Records shown>

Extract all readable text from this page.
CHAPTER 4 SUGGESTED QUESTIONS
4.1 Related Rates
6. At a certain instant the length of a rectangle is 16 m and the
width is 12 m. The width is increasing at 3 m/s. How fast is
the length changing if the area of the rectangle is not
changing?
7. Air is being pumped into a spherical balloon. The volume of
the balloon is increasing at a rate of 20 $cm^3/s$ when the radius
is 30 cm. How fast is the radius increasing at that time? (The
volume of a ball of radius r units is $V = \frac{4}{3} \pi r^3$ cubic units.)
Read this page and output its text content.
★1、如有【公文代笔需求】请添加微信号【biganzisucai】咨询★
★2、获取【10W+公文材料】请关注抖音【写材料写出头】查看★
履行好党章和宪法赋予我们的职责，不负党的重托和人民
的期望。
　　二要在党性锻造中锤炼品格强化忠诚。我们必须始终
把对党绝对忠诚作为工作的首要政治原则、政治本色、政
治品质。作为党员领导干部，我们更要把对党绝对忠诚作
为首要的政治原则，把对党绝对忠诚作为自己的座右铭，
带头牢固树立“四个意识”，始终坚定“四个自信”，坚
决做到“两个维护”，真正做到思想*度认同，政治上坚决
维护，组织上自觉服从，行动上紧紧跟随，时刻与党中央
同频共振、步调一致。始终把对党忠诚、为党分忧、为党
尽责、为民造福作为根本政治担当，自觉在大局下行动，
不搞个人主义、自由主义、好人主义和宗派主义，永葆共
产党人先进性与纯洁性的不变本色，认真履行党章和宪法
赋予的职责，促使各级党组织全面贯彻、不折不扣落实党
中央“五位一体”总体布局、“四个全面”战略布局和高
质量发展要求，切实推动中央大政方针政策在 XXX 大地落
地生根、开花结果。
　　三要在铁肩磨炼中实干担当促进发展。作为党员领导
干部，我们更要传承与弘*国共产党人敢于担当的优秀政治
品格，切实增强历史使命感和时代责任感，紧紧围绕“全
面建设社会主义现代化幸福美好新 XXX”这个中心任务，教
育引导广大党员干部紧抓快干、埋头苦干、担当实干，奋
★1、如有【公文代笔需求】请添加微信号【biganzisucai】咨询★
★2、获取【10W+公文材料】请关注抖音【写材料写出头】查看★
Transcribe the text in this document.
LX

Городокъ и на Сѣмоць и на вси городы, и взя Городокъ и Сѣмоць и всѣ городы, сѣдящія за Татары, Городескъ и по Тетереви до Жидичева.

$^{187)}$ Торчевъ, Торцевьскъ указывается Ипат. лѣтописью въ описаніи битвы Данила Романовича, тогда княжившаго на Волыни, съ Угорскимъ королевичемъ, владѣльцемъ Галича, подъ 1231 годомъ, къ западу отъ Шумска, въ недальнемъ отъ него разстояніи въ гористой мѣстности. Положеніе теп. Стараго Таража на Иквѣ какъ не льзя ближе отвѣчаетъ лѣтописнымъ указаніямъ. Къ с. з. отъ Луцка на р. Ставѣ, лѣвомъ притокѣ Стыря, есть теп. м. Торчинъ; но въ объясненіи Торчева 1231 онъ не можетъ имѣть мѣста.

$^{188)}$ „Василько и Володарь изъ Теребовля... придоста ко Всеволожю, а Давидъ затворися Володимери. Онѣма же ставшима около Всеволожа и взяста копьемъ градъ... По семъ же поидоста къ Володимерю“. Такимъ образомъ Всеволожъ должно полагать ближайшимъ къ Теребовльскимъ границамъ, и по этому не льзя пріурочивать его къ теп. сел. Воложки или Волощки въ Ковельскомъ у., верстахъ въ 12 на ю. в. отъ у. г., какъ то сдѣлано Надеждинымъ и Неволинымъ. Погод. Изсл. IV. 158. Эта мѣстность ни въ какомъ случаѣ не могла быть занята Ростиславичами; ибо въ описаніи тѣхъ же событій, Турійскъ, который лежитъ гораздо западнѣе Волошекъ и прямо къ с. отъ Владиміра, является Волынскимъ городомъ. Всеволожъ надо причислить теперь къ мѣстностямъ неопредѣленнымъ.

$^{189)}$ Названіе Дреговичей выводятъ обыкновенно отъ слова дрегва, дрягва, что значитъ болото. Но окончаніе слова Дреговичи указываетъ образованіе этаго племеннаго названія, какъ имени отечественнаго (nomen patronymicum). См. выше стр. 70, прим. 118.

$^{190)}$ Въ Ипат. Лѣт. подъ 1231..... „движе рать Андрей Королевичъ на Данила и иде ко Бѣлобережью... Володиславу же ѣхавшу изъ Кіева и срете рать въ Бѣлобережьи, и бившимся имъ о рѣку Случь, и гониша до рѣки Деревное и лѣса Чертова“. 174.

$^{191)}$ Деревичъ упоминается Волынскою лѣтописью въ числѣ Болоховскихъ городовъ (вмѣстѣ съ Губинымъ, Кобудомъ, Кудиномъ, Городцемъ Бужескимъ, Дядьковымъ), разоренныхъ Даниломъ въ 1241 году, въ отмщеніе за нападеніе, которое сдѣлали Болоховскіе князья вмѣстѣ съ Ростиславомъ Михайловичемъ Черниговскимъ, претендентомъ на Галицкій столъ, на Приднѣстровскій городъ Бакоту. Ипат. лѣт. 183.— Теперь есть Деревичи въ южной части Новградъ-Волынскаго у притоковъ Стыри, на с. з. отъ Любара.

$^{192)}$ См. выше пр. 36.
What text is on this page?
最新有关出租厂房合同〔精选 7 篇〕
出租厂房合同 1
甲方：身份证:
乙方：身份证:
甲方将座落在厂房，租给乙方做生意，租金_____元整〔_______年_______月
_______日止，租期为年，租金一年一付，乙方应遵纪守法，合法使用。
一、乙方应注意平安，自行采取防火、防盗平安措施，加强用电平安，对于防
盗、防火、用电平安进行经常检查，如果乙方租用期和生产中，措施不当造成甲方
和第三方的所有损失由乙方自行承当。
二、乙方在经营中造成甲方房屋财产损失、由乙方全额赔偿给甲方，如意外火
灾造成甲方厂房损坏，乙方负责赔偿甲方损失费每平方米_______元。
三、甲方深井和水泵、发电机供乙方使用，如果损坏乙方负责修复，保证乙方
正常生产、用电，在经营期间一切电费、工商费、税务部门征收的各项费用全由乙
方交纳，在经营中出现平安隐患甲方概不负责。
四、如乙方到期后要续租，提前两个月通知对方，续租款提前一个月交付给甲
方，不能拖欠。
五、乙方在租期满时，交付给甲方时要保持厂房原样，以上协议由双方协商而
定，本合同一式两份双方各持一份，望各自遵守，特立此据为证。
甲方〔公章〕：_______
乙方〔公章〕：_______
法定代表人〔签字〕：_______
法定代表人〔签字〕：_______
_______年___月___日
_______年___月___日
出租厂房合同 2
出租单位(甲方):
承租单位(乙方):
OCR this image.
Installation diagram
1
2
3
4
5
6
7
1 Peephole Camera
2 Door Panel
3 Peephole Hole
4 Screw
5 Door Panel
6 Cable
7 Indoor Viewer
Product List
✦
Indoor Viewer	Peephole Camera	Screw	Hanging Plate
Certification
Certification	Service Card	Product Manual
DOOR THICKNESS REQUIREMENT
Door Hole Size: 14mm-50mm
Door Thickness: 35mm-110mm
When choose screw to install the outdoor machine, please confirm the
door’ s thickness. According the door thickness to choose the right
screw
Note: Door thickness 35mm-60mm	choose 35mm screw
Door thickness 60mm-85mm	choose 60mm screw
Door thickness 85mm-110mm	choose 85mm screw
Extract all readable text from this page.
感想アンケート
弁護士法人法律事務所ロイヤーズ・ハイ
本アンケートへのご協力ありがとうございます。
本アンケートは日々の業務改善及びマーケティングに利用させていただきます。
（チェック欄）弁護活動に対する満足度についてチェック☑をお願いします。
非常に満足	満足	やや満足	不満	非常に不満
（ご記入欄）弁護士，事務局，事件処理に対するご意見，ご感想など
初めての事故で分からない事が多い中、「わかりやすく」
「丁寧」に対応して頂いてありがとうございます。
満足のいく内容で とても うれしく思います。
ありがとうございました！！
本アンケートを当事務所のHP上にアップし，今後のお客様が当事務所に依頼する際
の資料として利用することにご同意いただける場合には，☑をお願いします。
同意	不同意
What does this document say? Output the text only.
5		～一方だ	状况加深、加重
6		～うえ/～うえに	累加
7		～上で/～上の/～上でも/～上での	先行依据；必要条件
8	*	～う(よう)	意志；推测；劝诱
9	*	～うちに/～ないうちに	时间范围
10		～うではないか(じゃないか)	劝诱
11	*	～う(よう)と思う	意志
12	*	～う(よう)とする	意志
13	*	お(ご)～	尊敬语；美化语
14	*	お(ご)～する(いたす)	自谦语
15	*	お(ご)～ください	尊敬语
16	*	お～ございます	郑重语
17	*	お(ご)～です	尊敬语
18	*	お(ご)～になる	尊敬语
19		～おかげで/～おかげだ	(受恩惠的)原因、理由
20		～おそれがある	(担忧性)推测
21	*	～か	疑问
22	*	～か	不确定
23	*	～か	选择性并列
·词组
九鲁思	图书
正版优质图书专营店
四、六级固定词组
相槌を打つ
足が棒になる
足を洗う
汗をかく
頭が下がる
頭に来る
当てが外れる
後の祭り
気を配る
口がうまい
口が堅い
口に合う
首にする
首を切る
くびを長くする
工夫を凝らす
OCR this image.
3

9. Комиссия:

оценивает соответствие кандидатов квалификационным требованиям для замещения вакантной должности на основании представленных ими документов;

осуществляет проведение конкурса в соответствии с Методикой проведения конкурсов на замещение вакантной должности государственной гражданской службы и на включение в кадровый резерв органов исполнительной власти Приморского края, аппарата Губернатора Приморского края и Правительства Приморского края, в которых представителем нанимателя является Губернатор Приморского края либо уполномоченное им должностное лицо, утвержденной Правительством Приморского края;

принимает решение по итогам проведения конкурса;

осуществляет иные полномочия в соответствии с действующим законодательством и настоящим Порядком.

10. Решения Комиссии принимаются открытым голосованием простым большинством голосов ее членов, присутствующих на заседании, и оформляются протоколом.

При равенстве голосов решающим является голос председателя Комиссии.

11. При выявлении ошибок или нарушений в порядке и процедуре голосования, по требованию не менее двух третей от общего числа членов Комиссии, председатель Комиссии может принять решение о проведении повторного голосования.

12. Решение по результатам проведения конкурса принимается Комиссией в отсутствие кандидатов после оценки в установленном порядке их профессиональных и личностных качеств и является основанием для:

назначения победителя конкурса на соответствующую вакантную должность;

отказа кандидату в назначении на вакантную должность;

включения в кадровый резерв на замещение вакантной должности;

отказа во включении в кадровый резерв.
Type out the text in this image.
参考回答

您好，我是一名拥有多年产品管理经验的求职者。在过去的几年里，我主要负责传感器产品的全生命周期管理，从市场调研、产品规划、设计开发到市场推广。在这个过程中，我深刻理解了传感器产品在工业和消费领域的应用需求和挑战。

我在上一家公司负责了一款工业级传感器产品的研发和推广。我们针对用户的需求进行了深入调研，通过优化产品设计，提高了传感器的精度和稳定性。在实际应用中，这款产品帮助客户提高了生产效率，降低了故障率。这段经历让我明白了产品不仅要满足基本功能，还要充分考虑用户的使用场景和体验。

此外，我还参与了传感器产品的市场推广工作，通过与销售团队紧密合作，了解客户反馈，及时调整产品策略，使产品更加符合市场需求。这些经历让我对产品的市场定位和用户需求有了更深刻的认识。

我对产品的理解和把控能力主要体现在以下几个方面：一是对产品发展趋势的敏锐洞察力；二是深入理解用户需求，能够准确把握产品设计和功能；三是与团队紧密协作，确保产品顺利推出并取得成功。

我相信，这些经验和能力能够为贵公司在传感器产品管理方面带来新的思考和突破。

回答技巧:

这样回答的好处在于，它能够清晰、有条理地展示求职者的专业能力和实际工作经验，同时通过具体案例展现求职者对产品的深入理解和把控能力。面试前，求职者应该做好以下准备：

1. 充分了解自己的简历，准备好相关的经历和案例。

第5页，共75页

Requirements>
Copy every line above in which the string "Product" shows up.

Task response>
Product List
Certification	Service Card	Product Manual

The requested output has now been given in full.